### DIRECTION
Scan the data below and pick out the lines containing the word "icon".

(Figure record extracts)
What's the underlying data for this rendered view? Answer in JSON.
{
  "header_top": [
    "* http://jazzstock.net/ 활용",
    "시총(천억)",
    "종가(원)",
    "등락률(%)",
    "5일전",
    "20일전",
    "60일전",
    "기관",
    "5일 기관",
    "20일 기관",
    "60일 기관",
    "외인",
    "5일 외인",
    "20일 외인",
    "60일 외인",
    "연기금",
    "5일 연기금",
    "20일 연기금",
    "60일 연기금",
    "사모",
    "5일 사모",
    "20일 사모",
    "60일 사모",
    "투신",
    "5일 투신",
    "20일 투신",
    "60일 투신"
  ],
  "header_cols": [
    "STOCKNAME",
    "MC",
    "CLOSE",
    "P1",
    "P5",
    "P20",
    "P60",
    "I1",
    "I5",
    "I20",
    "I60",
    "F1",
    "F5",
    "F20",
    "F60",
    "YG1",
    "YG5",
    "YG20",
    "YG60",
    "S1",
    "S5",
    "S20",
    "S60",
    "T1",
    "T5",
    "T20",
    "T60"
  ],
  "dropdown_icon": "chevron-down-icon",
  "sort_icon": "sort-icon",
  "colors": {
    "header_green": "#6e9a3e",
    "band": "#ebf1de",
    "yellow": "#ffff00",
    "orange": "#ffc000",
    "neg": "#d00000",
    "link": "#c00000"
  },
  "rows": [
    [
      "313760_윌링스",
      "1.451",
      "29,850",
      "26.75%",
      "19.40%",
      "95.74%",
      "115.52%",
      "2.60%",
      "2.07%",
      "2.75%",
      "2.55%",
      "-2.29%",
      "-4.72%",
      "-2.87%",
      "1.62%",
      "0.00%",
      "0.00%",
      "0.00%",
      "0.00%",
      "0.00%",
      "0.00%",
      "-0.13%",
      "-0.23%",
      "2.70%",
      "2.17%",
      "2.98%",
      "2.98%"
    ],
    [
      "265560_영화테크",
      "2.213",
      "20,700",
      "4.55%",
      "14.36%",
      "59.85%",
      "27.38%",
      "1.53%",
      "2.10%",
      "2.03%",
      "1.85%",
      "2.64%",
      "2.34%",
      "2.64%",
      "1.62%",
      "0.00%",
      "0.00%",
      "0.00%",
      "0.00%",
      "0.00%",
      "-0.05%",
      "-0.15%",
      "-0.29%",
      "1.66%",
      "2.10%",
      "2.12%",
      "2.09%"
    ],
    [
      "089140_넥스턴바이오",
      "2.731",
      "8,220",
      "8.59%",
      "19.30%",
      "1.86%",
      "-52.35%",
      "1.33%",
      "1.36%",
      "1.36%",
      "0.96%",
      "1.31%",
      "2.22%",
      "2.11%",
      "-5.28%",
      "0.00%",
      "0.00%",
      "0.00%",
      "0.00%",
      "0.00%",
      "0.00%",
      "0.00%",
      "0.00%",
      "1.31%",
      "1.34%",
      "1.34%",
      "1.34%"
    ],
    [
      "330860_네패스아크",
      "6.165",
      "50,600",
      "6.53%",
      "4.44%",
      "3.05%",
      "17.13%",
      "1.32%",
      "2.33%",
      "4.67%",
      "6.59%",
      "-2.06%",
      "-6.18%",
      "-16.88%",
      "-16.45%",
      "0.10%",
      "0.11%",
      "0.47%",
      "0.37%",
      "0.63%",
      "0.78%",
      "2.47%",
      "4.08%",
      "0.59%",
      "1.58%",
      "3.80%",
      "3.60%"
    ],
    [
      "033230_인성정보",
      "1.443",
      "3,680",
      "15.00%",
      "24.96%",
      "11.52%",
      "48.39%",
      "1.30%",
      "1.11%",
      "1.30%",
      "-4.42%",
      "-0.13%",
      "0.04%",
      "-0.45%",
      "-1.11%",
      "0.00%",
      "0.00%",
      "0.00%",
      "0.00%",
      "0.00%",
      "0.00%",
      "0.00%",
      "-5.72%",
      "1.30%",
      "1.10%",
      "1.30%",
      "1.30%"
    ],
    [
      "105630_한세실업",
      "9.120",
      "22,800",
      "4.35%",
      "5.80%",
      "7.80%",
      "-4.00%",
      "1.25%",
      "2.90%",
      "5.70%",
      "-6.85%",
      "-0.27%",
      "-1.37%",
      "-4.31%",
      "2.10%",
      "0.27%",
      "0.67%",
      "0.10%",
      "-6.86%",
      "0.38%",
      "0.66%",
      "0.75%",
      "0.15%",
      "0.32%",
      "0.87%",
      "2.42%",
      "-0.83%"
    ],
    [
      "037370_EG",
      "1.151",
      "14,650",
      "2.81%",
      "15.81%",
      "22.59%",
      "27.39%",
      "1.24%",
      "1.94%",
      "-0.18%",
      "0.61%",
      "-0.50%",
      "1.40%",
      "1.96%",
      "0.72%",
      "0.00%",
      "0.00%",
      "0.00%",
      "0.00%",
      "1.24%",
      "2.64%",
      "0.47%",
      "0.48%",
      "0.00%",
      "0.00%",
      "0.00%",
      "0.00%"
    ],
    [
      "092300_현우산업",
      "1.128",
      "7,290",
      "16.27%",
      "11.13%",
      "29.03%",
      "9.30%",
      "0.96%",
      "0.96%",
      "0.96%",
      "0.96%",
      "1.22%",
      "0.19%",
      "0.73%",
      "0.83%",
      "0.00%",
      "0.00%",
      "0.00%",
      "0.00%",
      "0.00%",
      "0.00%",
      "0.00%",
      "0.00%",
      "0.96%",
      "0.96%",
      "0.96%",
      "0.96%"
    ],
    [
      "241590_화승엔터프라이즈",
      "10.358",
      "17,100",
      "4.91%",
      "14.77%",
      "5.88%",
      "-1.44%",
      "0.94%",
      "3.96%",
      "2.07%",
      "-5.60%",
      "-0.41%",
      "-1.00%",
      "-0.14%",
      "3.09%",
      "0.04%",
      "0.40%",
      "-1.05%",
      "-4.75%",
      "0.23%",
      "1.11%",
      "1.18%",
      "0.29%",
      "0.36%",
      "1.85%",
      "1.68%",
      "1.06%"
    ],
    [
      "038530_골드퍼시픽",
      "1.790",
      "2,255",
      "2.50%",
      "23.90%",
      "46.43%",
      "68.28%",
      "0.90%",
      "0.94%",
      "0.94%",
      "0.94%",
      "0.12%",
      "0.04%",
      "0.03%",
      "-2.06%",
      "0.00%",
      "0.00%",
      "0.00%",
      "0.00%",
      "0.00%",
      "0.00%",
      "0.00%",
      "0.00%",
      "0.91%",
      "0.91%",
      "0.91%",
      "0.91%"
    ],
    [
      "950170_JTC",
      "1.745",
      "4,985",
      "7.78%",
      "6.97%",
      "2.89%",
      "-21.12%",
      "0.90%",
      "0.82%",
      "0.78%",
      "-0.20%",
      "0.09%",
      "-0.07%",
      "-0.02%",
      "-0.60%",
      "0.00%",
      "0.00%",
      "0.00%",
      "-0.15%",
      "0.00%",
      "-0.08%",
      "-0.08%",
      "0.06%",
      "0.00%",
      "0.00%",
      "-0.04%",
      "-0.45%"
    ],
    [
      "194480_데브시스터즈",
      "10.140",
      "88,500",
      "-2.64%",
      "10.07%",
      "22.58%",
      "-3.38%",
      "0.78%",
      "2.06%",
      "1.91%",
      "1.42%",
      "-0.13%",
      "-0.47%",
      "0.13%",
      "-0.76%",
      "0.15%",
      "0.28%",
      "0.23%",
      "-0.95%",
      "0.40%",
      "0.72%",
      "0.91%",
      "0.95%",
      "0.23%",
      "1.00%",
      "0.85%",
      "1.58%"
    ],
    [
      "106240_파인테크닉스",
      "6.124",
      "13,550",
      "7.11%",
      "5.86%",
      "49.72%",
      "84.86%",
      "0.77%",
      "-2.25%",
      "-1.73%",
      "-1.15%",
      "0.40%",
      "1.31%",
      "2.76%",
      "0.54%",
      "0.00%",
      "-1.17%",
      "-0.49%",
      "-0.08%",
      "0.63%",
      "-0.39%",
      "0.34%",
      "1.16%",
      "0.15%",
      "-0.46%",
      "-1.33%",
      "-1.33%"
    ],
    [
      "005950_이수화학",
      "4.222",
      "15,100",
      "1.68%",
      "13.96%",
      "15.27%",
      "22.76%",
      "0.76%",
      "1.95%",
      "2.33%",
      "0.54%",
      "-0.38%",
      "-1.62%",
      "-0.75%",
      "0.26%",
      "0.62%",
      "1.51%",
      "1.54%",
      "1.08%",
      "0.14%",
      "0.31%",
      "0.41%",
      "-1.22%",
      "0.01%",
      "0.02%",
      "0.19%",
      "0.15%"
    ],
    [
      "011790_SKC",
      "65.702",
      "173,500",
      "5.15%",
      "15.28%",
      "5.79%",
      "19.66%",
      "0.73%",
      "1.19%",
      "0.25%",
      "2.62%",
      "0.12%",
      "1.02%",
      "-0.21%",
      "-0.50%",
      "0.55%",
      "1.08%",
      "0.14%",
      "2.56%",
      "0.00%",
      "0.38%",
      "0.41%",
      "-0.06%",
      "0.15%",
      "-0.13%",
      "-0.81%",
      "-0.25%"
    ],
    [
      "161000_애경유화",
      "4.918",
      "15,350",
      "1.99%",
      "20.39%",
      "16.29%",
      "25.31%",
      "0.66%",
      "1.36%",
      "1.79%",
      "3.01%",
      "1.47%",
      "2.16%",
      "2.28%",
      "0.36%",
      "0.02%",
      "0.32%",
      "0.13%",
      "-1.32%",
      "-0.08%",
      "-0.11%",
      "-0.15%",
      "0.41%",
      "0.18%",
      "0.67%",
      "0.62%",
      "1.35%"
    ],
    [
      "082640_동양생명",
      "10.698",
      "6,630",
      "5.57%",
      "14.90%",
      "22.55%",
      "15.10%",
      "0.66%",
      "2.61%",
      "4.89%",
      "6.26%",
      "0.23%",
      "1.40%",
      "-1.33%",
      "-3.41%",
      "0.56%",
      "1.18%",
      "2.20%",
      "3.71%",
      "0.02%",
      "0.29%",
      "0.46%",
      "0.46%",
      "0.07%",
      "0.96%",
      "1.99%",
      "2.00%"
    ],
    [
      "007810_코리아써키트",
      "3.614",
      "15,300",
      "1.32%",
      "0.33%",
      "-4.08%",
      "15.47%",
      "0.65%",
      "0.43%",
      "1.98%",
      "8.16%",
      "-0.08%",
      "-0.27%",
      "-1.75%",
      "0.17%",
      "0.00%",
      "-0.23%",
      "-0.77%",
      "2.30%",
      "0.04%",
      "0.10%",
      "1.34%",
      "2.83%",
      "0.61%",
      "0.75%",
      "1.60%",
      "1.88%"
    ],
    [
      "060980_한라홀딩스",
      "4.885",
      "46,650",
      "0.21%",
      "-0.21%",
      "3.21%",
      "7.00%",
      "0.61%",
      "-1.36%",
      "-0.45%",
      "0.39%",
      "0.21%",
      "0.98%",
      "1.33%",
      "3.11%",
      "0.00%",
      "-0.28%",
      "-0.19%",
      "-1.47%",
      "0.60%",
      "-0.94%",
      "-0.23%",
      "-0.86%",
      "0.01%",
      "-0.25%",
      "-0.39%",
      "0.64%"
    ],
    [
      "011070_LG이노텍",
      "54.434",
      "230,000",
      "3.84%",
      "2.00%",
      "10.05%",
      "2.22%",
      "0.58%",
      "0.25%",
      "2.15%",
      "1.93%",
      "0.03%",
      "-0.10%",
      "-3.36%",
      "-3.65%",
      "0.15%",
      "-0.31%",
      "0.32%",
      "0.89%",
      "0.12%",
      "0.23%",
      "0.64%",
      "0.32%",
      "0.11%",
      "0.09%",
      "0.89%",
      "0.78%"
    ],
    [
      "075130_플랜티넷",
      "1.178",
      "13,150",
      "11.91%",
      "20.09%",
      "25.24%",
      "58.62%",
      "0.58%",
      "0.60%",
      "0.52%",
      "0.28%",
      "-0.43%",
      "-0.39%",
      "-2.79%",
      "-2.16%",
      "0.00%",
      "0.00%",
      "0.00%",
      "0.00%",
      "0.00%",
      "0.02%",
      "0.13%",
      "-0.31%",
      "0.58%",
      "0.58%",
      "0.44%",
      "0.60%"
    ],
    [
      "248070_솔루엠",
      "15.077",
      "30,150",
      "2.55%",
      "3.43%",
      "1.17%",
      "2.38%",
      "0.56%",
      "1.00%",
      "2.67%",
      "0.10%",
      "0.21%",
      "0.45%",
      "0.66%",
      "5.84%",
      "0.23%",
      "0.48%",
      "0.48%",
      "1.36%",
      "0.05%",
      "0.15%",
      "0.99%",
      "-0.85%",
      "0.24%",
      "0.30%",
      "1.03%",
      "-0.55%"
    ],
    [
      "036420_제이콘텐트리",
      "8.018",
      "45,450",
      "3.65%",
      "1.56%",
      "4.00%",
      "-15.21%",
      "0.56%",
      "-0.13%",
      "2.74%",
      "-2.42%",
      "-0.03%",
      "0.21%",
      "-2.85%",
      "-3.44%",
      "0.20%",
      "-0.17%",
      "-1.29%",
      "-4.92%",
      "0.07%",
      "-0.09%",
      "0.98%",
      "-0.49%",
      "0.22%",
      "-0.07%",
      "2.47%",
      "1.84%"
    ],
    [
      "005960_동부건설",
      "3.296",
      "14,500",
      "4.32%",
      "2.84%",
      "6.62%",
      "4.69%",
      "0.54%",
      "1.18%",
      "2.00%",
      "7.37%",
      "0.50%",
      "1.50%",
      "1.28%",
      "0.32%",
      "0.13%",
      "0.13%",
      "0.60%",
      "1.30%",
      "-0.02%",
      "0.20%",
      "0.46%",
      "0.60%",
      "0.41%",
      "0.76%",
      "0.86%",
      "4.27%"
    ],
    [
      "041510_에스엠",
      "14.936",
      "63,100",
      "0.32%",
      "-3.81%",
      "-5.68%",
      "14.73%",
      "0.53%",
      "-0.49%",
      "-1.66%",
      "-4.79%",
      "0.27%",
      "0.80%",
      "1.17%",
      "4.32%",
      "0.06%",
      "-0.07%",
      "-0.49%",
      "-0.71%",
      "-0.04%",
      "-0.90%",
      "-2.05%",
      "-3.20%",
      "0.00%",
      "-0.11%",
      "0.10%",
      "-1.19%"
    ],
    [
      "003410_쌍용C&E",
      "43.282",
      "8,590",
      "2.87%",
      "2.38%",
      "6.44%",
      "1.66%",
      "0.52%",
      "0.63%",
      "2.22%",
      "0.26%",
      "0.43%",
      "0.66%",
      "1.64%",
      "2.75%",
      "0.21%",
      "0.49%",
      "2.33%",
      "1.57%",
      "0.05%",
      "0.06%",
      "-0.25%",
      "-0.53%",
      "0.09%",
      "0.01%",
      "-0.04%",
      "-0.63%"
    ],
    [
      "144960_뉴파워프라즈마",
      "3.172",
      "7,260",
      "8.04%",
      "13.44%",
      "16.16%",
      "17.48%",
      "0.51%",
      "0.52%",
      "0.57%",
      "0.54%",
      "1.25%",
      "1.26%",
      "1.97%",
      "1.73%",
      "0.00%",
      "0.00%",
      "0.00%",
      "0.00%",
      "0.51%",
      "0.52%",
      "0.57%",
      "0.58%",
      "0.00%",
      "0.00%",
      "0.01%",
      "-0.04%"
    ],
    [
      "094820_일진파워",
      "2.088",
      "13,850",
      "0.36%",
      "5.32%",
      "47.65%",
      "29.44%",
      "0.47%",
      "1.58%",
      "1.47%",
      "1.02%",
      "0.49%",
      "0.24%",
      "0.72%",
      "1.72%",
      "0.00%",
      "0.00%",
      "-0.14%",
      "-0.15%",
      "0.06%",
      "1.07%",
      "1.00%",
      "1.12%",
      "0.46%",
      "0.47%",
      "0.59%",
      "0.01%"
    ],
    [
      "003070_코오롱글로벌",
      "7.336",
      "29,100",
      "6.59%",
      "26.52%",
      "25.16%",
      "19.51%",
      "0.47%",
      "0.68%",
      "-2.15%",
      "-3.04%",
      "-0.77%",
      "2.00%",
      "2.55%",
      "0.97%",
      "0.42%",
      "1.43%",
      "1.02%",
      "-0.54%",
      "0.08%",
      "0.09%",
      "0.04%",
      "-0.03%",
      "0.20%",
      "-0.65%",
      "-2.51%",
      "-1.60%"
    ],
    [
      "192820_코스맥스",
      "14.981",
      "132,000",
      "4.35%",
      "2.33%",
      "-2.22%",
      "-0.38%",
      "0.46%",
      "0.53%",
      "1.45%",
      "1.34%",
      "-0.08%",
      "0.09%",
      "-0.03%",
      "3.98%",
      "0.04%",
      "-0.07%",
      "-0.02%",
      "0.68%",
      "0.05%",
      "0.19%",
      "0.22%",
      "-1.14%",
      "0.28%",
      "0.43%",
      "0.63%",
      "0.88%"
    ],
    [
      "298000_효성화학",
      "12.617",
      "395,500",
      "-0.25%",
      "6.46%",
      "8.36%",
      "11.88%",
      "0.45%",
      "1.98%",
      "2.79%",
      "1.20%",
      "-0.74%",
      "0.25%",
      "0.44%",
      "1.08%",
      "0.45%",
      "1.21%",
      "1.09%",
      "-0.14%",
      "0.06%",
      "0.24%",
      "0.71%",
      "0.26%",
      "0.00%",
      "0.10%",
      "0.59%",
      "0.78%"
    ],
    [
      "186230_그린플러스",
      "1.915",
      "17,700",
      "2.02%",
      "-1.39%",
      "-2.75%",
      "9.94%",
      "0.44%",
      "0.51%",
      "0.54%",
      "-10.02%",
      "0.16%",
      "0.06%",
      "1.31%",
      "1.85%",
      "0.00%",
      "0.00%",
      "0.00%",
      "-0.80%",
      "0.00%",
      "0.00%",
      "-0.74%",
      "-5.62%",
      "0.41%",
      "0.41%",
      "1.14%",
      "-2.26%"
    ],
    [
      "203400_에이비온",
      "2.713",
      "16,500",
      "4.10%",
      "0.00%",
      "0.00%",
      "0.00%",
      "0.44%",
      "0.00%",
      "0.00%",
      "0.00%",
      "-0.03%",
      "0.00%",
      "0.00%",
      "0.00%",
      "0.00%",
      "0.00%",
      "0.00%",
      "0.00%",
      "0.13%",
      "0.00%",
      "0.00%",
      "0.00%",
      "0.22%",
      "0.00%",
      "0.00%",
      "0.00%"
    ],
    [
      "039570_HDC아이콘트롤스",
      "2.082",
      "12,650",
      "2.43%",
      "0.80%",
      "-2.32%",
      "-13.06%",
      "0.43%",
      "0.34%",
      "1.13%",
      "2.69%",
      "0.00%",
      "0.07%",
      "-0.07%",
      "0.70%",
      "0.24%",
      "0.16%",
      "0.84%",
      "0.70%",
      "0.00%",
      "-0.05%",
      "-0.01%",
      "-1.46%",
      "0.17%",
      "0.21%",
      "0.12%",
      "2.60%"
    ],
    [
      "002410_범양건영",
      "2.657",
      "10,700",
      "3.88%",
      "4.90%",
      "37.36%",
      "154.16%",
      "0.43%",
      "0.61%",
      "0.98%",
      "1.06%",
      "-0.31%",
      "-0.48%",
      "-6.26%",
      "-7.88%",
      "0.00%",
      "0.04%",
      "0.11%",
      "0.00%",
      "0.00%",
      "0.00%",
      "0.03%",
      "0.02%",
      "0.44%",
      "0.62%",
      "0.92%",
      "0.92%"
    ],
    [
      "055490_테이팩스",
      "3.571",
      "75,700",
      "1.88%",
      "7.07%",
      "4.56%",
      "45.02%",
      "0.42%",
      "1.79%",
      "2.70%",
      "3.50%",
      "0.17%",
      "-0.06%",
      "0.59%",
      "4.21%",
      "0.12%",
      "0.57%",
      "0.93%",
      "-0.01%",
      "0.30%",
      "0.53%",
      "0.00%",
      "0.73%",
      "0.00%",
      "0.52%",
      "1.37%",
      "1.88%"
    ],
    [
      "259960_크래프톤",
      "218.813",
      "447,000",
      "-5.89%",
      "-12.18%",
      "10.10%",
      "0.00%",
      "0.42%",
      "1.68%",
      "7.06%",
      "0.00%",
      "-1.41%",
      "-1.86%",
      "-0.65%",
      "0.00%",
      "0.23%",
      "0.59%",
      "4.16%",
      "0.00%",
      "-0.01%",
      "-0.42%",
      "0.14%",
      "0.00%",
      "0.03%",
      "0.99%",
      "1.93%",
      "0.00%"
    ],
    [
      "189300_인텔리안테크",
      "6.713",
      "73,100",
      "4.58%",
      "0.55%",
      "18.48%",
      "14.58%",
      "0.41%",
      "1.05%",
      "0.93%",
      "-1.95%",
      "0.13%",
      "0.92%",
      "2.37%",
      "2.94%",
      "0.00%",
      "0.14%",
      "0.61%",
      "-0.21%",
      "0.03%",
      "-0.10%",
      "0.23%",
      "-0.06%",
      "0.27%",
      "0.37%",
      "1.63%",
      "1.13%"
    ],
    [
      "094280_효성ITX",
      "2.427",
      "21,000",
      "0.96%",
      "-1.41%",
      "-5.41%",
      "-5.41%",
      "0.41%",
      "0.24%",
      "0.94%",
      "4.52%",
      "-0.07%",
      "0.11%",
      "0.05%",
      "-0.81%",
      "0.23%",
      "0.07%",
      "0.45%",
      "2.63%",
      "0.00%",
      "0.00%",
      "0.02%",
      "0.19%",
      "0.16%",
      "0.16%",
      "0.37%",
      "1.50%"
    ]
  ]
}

### SOLUTION FOR THIS PROBLEM
  "dropdown_icon": "chevron-down-icon",
  "sort_icon": "sort-icon",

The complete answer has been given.